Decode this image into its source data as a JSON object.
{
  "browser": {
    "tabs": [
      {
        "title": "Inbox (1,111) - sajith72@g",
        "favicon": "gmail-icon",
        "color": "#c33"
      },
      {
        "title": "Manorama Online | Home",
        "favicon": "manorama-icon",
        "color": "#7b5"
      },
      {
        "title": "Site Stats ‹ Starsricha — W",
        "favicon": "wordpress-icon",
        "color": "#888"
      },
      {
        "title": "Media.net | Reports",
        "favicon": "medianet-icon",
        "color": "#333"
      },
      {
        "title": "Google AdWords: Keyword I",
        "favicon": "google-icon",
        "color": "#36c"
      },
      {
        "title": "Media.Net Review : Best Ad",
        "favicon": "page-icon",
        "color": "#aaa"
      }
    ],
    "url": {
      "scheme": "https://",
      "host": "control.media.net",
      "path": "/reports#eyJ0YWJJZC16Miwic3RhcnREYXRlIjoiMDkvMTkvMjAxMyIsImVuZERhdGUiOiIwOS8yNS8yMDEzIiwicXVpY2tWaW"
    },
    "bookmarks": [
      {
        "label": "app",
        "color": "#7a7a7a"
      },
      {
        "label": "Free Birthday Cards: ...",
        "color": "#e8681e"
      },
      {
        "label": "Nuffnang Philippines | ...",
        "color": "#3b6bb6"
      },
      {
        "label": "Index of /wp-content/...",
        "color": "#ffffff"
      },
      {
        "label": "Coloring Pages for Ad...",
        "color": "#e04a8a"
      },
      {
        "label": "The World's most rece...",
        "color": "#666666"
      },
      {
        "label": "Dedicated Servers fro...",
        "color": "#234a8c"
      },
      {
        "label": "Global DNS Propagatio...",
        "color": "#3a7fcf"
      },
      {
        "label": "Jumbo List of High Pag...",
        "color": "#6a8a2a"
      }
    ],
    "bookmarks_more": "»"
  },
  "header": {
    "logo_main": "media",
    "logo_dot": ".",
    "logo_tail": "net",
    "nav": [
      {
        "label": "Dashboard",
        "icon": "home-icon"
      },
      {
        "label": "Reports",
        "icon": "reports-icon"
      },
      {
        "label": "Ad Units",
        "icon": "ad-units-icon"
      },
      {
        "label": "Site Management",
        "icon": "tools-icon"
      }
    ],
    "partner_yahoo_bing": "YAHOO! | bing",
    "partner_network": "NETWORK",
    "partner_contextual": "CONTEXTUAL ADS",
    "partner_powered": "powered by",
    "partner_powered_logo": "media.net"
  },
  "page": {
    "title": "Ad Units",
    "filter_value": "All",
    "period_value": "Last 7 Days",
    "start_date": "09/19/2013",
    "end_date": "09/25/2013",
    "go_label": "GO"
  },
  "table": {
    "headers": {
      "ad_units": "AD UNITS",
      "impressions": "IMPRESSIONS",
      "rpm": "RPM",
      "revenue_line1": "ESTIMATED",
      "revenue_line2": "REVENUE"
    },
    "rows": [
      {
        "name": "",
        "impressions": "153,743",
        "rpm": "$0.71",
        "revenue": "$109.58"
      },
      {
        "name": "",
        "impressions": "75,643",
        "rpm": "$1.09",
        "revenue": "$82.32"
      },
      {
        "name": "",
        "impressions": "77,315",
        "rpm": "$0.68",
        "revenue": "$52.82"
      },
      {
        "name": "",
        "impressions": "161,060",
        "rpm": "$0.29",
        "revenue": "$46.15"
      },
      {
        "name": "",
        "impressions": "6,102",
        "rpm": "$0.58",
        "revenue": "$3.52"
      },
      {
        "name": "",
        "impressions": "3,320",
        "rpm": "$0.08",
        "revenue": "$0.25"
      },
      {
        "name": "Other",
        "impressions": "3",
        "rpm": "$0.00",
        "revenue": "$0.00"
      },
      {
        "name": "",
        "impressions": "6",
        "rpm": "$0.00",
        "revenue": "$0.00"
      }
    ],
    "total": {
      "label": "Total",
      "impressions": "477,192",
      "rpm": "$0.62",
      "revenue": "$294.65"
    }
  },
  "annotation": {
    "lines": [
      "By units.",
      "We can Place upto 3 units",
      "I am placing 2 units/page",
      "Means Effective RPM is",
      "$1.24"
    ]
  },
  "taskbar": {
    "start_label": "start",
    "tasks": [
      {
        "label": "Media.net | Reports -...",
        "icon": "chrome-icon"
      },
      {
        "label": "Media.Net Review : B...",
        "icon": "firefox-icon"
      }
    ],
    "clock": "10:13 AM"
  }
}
===
YOUR GOAL ->
Give every line of the material again, exactly as it reads.

FULL RESPONSE ->
Decode this image into its source data as a JSON object.
{
  "browser": {
    "tabs": [
      {
        "title": "Inbox (1,111) - sajith72@g",
        "favicon": "gmail-icon",
        "color": "#c33"
      },
      {
        "title": "Manorama Online | Home",
        "favicon": "manorama-icon",
        "color": "#7b5"
      },
      {
        "title": "Site Stats ‹ Starsricha — W",
        "favicon": "wordpress-icon",
        "color": "#888"
      },
      {
        "title": "Media.net | Reports",
        "favicon": "medianet-icon",
        "color": "#333"
      },
      {
        "title": "Google AdWords: Keyword I",
        "favicon": "google-icon",
        "color": "#36c"
      },
      {
        "title": "Media.Net Review : Best Ad",
        "favicon": "page-icon",
        "color": "#aaa"
      }
    ],
    "url": {
      "scheme": "https://",
      "host": "control.media.net",
      "path": "/reports#eyJ0YWJJZC16Miwic3RhcnREYXRlIjoiMDkvMTkvMjAxMyIsImVuZERhdGUiOiIwOS8yNS8yMDEzIiwicXVpY2tWaW"
    },
    "bookmarks": [
      {
        "label": "app",
        "color": "#7a7a7a"
      },
      {
        "label": "Free Birthday Cards: ...",
        "color": "#e8681e"
      },
      {
        "label": "Nuffnang Philippines | ...",
        "color": "#3b6bb6"
      },
      {
        "label": "Index of /wp-content/...",
        "color": "#ffffff"
      },
      {
        "label": "Coloring Pages for Ad...",
        "color": "#e04a8a"
      },
      {
        "label": "The World's most rece...",
        "color": "#666666"
      },
      {
        "label": "Dedicated Servers fro...",
        "color": "#234a8c"
      },
      {
        "label": "Global DNS Propagatio...",
        "color": "#3a7fcf"
      },
      {
        "label": "Jumbo List of High Pag...",
        "color": "#6a8a2a"
      }
    ],
    "bookmarks_more": "»"
  },
  "header": {
    "logo_main": "media",
    "logo_dot": ".",
    "logo_tail": "net",
    "nav": [
      {
        "label": "Dashboard",
        "icon": "home-icon"
      },
      {
        "label": "Reports",
        "icon": "reports-icon"
      },
      {
        "label": "Ad Units",
        "icon": "ad-units-icon"
      },
      {
        "label": "Site Management",
        "icon": "tools-icon"
      }
    ],
    "partner_yahoo_bing": "YAHOO! | bing",
    "partner_network": "NETWORK",
    "partner_contextual": "CONTEXTUAL ADS",
    "partner_powered": "powered by",
    "partner_powered_logo": "media.net"
  },
  "page": {
    "title": "Ad Units",
    "filter_value": "All",
    "period_value": "Last 7 Days",
    "start_date": "09/19/2013",
    "end_date": "09/25/2013",
    "go_label": "GO"
  },
  "table": {
    "headers": {
      "ad_units": "AD UNITS",
      "impressions": "IMPRESSIONS",
      "rpm": "RPM",
      "revenue_line1": "ESTIMATED",
      "revenue_line2": "REVENUE"
    },
    "rows": [
      {
        "name": "",
        "impressions": "153,743",
        "rpm": "$0.71",
        "revenue": "$109.58"
      },
      {
        "name": "",
        "impressions": "75,643",
        "rpm": "$1.09",
        "revenue": "$82.32"
      },
      {
        "name": "",
        "impressions": "77,315",
        "rpm": "$0.68",
        "revenue": "$52.82"
      },
      {
        "name": "",
        "impressions": "161,060",
        "rpm": "$0.29",
        "revenue": "$46.15"
      },
      {
        "name": "",
        "impressions": "6,102",
        "rpm": "$0.58",
        "revenue": "$3.52"
      },
      {
        "name": "",
        "impressions": "3,320",
        "rpm": "$0.08",
        "revenue": "$0.25"
      },
      {
        "name": "Other",
        "impressions": "3",
        "rpm": "$0.00",
        "revenue": "$0.00"
      },
      {
        "name": "",
        "impressions": "6",
        "rpm": "$0.00",
        "revenue": "$0.00"
      }
    ],
    "total": {
      "label": "Total",
      "impressions": "477,192",
      "rpm": "$0.62",
      "revenue": "$294.65"
    }
  },
  "annotation": {
    "lines": [
      "By units.",
      "We can Place upto 3 units",
      "I am placing 2 units/page",
      "Means Effective RPM is",
      "$1.24"
    ]
  },
  "taskbar": {
    "start_label": "start",
    "tasks": [
      {
        "label": "Media.net | Reports -...",
        "icon": "chrome-icon"
      },
      {
        "label": "Media.Net Review : B...",
        "icon": "firefox-icon"
      }
    ],
    "clock": "10:13 AM"
  }
}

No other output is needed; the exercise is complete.